## START

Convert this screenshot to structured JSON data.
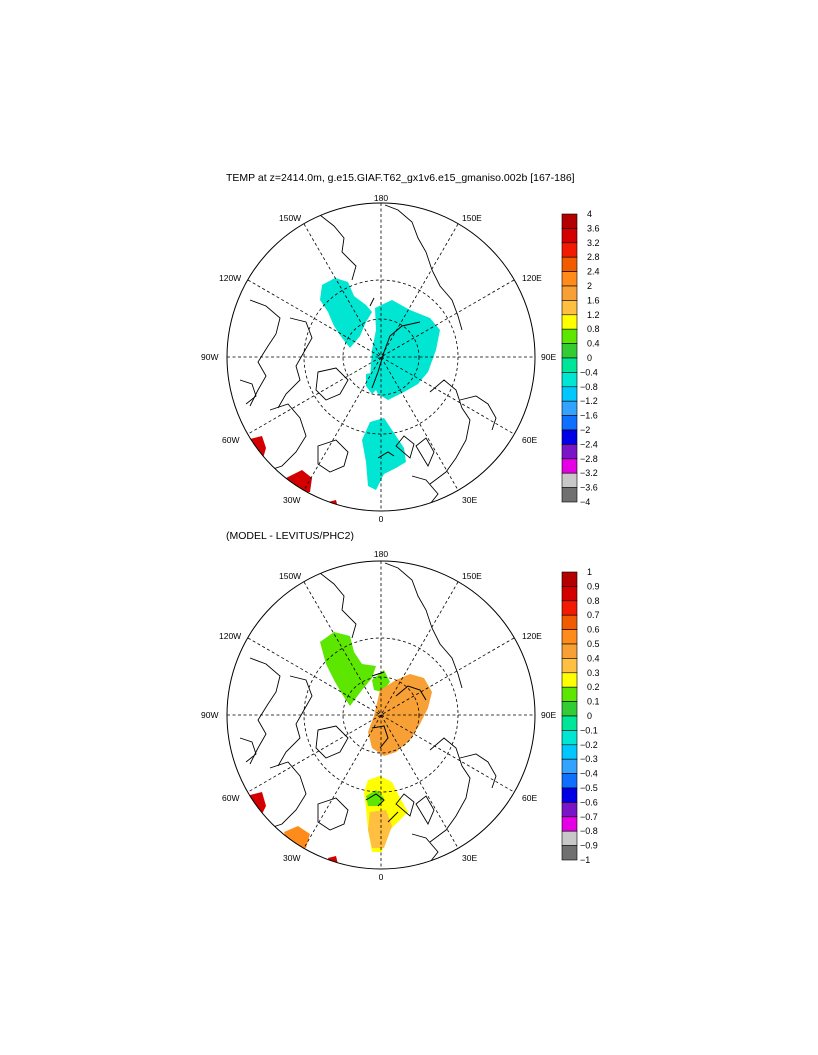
{
  "panels": [
    {
      "title": "TEMP at z=2414.0m, g.e15.GIAF.T62_gx1v6.e15_gmaniso.002b [167-186]",
      "lon_labels": {
        "top": "180",
        "bottom": "0",
        "left": "90W",
        "right": "90E",
        "ul1": "150W",
        "ul2": "120W",
        "ur1": "150E",
        "ur2": "120E",
        "ll1": "60W",
        "ll2": "30W",
        "lr1": "60E",
        "lr2": "30E"
      },
      "colorbar": {
        "labels": [
          "4",
          "3.6",
          "3.2",
          "2.8",
          "2.4",
          "2",
          "1.6",
          "1.2",
          "0.8",
          "0.4",
          "0",
          "−0.4",
          "−0.8",
          "−1.2",
          "−1.6",
          "−2",
          "−2.4",
          "−2.8",
          "−3.2",
          "−3.6",
          "−4"
        ],
        "colors": [
          "#b30000",
          "#d40000",
          "#f21a00",
          "#f25c00",
          "#ff8c1a",
          "#f7a035",
          "#ffbf40",
          "#ffff00",
          "#5ce600",
          "#33cc33",
          "#00e699",
          "#00e6d2",
          "#00c8ff",
          "#33a3ff",
          "#0f70ff",
          "#0000e6",
          "#7a14c7",
          "#e600e6",
          "#c8c8c8",
          "#707070"
        ]
      }
    },
    {
      "title": "(MODEL - LEVITUS/PHC2)",
      "lon_labels": {
        "top": "180",
        "bottom": "0",
        "left": "90W",
        "right": "90E",
        "ul1": "150W",
        "ul2": "120W",
        "ur1": "150E",
        "ur2": "120E",
        "ll1": "60W",
        "ll2": "30W",
        "lr1": "60E",
        "lr2": "30E"
      },
      "colorbar": {
        "labels": [
          "1",
          "0.9",
          "0.8",
          "0.7",
          "0.6",
          "0.5",
          "0.4",
          "0.3",
          "0.2",
          "0.1",
          "0",
          "−0.1",
          "−0.2",
          "−0.3",
          "−0.4",
          "−0.5",
          "−0.6",
          "−0.7",
          "−0.8",
          "−0.9",
          "−1"
        ],
        "colors": [
          "#b30000",
          "#d40000",
          "#f21a00",
          "#f25c00",
          "#ff8c1a",
          "#f7a035",
          "#ffbf40",
          "#ffff00",
          "#5ce600",
          "#33cc33",
          "#00e699",
          "#00e6d2",
          "#00c8ff",
          "#33a3ff",
          "#0f70ff",
          "#0000e6",
          "#7a14c7",
          "#e600e6",
          "#c8c8c8",
          "#707070"
        ]
      }
    }
  ]
}
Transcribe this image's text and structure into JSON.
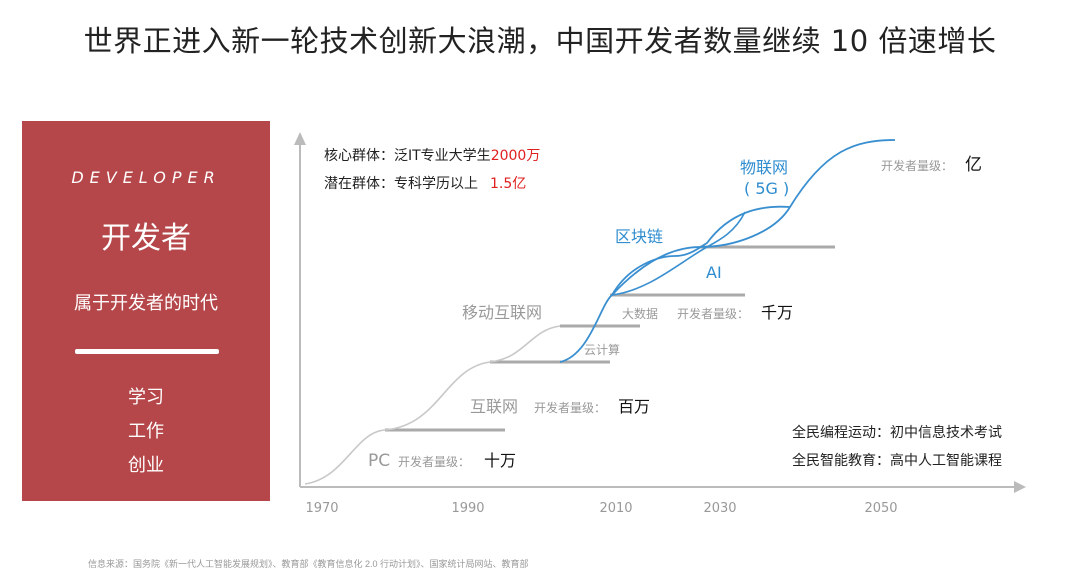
{
  "title": "世界正进入新一轮技术创新大浪潮，中国开发者数量继续 10 倍速增长",
  "panel": {
    "en_label": "DEVELOPER",
    "cn_label": "开发者",
    "era": "属于开发者的时代",
    "words": [
      "学习",
      "工作",
      "创业"
    ]
  },
  "groups": {
    "core_label": "核心群体：泛IT专业大学生",
    "core_value": "2000万",
    "potential_label": "潜在群体：专科学历以上",
    "potential_value": "1.5亿"
  },
  "x_axis": [
    "1970",
    "1990",
    "2010",
    "2030",
    "2050"
  ],
  "stages": {
    "pc": "PC",
    "internet": "互联网",
    "mobile": "移动互联网",
    "cloud": "云计算",
    "bigdata": "大数据",
    "blockchain": "区块链",
    "ai": "AI",
    "iot": "物联网",
    "iot_5g": "( 5G )"
  },
  "scale": {
    "prefix": "开发者量级：",
    "level_1": "十万",
    "level_2": "百万",
    "level_3": "千万",
    "level_4": "亿"
  },
  "notes": {
    "coding": "全民编程运动：初中信息技术考试",
    "ai_edu": "全民智能教育：高中人工智能课程"
  },
  "footnote": "信息来源：国务院《新一代人工智能发展规划》、教育部《教育信息化 2.0 行动计划》、国家统计局网站、教育部",
  "colors": {
    "panel": "#b5474a",
    "curve_blue": "#3a8fd0",
    "curve_grey": "#c8c8c8",
    "axis": "#bbbbbb",
    "accent_red": "#e02020",
    "stage_blue": "#2e8ccf"
  }
}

## END

The task: From the listing above, copy all lines holding the word "this".

Answer in full:
Convert this screenshot to structured JSON data.
Transcribe this image's text and structure into JSON.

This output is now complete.